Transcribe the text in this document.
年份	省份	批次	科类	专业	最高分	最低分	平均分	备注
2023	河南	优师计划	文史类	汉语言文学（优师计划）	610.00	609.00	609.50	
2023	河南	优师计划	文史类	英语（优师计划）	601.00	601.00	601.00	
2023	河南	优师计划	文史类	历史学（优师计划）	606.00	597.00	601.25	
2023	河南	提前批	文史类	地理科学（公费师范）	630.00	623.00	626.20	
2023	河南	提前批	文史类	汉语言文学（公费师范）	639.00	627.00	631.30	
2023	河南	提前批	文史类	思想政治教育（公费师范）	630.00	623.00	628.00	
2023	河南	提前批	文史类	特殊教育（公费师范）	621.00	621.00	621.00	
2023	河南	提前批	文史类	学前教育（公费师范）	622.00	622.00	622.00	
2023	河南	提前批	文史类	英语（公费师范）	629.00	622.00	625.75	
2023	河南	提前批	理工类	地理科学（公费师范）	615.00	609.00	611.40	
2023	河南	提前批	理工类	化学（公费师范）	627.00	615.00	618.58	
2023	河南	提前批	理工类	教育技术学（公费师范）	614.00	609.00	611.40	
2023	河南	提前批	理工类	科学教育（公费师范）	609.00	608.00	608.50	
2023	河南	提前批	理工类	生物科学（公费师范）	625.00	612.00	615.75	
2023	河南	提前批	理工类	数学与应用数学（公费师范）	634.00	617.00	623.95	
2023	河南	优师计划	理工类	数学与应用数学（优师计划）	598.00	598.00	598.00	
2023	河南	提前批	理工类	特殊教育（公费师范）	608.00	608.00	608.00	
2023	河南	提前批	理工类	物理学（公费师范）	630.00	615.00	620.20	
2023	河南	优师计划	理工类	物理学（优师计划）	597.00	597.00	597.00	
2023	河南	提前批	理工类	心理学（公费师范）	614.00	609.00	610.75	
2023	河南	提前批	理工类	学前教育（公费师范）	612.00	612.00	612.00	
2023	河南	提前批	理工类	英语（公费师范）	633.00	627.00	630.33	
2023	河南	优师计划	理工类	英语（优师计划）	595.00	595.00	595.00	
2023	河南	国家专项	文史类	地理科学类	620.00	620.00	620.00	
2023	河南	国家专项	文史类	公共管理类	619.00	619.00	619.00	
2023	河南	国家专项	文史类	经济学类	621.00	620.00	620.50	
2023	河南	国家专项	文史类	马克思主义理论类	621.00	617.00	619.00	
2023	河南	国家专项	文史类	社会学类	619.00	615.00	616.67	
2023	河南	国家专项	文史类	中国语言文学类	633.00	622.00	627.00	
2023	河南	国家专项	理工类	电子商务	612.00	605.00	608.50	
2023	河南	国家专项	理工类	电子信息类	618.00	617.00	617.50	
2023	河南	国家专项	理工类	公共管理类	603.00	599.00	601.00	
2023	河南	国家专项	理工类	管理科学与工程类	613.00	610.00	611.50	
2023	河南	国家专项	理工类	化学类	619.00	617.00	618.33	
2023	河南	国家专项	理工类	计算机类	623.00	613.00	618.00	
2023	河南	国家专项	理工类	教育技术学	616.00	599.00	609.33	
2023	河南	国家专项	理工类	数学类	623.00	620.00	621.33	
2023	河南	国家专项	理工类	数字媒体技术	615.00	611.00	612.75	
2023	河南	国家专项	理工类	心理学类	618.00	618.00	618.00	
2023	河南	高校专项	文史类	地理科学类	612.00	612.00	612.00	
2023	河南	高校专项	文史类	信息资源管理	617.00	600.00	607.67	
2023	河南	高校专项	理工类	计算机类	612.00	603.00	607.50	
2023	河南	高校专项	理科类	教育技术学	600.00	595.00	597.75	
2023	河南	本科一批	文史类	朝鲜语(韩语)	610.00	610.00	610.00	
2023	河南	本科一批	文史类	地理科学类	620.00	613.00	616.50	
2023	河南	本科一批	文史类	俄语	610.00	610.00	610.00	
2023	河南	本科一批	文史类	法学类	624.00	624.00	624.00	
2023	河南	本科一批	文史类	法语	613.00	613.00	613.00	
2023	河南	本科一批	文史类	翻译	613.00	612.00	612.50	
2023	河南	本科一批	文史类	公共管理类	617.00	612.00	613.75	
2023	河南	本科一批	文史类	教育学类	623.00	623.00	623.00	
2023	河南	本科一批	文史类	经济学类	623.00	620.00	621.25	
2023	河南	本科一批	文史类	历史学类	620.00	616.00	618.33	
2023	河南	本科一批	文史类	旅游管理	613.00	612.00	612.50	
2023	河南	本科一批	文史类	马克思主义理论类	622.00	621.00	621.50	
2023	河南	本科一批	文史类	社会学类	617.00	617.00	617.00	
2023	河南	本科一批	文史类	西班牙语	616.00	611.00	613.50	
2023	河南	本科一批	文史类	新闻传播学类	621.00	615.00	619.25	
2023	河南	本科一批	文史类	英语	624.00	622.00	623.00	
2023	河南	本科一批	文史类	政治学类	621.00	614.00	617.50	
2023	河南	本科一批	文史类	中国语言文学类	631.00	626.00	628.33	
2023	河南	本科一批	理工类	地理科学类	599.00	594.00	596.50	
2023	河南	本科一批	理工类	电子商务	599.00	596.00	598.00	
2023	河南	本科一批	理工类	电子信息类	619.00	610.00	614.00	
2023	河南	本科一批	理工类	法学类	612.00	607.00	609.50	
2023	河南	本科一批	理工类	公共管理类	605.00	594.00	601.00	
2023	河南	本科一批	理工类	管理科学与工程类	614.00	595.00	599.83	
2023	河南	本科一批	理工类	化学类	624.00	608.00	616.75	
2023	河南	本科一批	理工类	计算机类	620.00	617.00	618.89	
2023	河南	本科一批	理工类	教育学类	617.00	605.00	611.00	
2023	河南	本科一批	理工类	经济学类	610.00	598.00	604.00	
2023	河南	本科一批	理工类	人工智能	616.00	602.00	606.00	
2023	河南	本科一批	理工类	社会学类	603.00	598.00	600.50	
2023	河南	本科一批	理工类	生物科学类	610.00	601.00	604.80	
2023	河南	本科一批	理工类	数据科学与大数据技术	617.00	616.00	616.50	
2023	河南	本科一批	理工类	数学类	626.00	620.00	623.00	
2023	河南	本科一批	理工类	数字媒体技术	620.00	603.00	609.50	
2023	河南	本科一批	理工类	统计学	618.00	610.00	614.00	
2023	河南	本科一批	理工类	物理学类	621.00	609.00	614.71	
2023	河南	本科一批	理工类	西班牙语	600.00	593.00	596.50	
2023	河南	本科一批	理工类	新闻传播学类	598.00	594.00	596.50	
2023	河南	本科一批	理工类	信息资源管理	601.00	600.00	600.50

§ **WHAT THE EXERCISE ASKS**: From the first line to the last, please quote the material above exactly.

§ **TASK SOLUTION**:
Transcribe the text in this document.
年份	省份	批次	科类	专业	最高分	最低分	平均分	备注
2023	河南	优师计划	文史类	汉语言文学（优师计划）	610.00	609.00	609.50	
2023	河南	优师计划	文史类	英语（优师计划）	601.00	601.00	601.00	
2023	河南	优师计划	文史类	历史学（优师计划）	606.00	597.00	601.25	
2023	河南	提前批	文史类	地理科学（公费师范）	630.00	623.00	626.20	
2023	河南	提前批	文史类	汉语言文学（公费师范）	639.00	627.00	631.30	
2023	河南	提前批	文史类	思想政治教育（公费师范）	630.00	623.00	628.00	
2023	河南	提前批	文史类	特殊教育（公费师范）	621.00	621.00	621.00	
2023	河南	提前批	文史类	学前教育（公费师范）	622.00	622.00	622.00	
2023	河南	提前批	文史类	英语（公费师范）	629.00	622.00	625.75	
2023	河南	提前批	理工类	地理科学（公费师范）	615.00	609.00	611.40	
2023	河南	提前批	理工类	化学（公费师范）	627.00	615.00	618.58	
2023	河南	提前批	理工类	教育技术学（公费师范）	614.00	609.00	611.40	
2023	河南	提前批	理工类	科学教育（公费师范）	609.00	608.00	608.50	
2023	河南	提前批	理工类	生物科学（公费师范）	625.00	612.00	615.75	
2023	河南	提前批	理工类	数学与应用数学（公费师范）	634.00	617.00	623.95	
2023	河南	优师计划	理工类	数学与应用数学（优师计划）	598.00	598.00	598.00	
2023	河南	提前批	理工类	特殊教育（公费师范）	608.00	608.00	608.00	
2023	河南	提前批	理工类	物理学（公费师范）	630.00	615.00	620.20	
2023	河南	优师计划	理工类	物理学（优师计划）	597.00	597.00	597.00	
2023	河南	提前批	理工类	心理学（公费师范）	614.00	609.00	610.75	
2023	河南	提前批	理工类	学前教育（公费师范）	612.00	612.00	612.00	
2023	河南	提前批	理工类	英语（公费师范）	633.00	627.00	630.33	
2023	河南	优师计划	理工类	英语（优师计划）	595.00	595.00	595.00	
2023	河南	国家专项	文史类	地理科学类	620.00	620.00	620.00	
2023	河南	国家专项	文史类	公共管理类	619.00	619.00	619.00	
2023	河南	国家专项	文史类	经济学类	621.00	620.00	620.50	
2023	河南	国家专项	文史类	马克思主义理论类	621.00	617.00	619.00	
2023	河南	国家专项	文史类	社会学类	619.00	615.00	616.67	
2023	河南	国家专项	文史类	中国语言文学类	633.00	622.00	627.00	
2023	河南	国家专项	理工类	电子商务	612.00	605.00	608.50	
2023	河南	国家专项	理工类	电子信息类	618.00	617.00	617.50	
2023	河南	国家专项	理工类	公共管理类	603.00	599.00	601.00	
2023	河南	国家专项	理工类	管理科学与工程类	613.00	610.00	611.50	
2023	河南	国家专项	理工类	化学类	619.00	617.00	618.33	
2023	河南	国家专项	理工类	计算机类	623.00	613.00	618.00	
2023	河南	国家专项	理工类	教育技术学	616.00	599.00	609.33	
2023	河南	国家专项	理工类	数学类	623.00	620.00	621.33	
2023	河南	国家专项	理工类	数字媒体技术	615.00	611.00	612.75	
2023	河南	国家专项	理工类	心理学类	618.00	618.00	618.00	
2023	河南	高校专项	文史类	地理科学类	612.00	612.00	612.00	
2023	河南	高校专项	文史类	信息资源管理	617.00	600.00	607.67	
2023	河南	高校专项	理工类	计算机类	612.00	603.00	607.50	
2023	河南	高校专项	理科类	教育技术学	600.00	595.00	597.75	
2023	河南	本科一批	文史类	朝鲜语(韩语)	610.00	610.00	610.00	
2023	河南	本科一批	文史类	地理科学类	620.00	613.00	616.50	
2023	河南	本科一批	文史类	俄语	610.00	610.00	610.00	
2023	河南	本科一批	文史类	法学类	624.00	624.00	624.00	
2023	河南	本科一批	文史类	法语	613.00	613.00	613.00	
2023	河南	本科一批	文史类	翻译	613.00	612.00	612.50	
2023	河南	本科一批	文史类	公共管理类	617.00	612.00	613.75	
2023	河南	本科一批	文史类	教育学类	623.00	623.00	623.00	
2023	河南	本科一批	文史类	经济学类	623.00	620.00	621.25	
2023	河南	本科一批	文史类	历史学类	620.00	616.00	618.33	
2023	河南	本科一批	文史类	旅游管理	613.00	612.00	612.50	
2023	河南	本科一批	文史类	马克思主义理论类	622.00	621.00	621.50	
2023	河南	本科一批	文史类	社会学类	617.00	617.00	617.00	
2023	河南	本科一批	文史类	西班牙语	616.00	611.00	613.50	
2023	河南	本科一批	文史类	新闻传播学类	621.00	615.00	619.25	
2023	河南	本科一批	文史类	英语	624.00	622.00	623.00	
2023	河南	本科一批	文史类	政治学类	621.00	614.00	617.50	
2023	河南	本科一批	文史类	中国语言文学类	631.00	626.00	628.33	
2023	河南	本科一批	理工类	地理科学类	599.00	594.00	596.50	
2023	河南	本科一批	理工类	电子商务	599.00	596.00	598.00	
2023	河南	本科一批	理工类	电子信息类	619.00	610.00	614.00	
2023	河南	本科一批	理工类	法学类	612.00	607.00	609.50	
2023	河南	本科一批	理工类	公共管理类	605.00	594.00	601.00	
2023	河南	本科一批	理工类	管理科学与工程类	614.00	595.00	599.83	
2023	河南	本科一批	理工类	化学类	624.00	608.00	616.75	
2023	河南	本科一批	理工类	计算机类	620.00	617.00	618.89	
2023	河南	本科一批	理工类	教育学类	617.00	605.00	611.00	
2023	河南	本科一批	理工类	经济学类	610.00	598.00	604.00	
2023	河南	本科一批	理工类	人工智能	616.00	602.00	606.00	
2023	河南	本科一批	理工类	社会学类	603.00	598.00	600.50	
2023	河南	本科一批	理工类	生物科学类	610.00	601.00	604.80	
2023	河南	本科一批	理工类	数据科学与大数据技术	617.00	616.00	616.50	
2023	河南	本科一批	理工类	数学类	626.00	620.00	623.00	
2023	河南	本科一批	理工类	数字媒体技术	620.00	603.00	609.50	
2023	河南	本科一批	理工类	统计学	618.00	610.00	614.00	
2023	河南	本科一批	理工类	物理学类	621.00	609.00	614.71	
2023	河南	本科一批	理工类	西班牙语	600.00	593.00	596.50	
2023	河南	本科一批	理工类	新闻传播学类	598.00	594.00	596.50	
2023	河南	本科一批	理工类	信息资源管理	601.00	600.00	600.50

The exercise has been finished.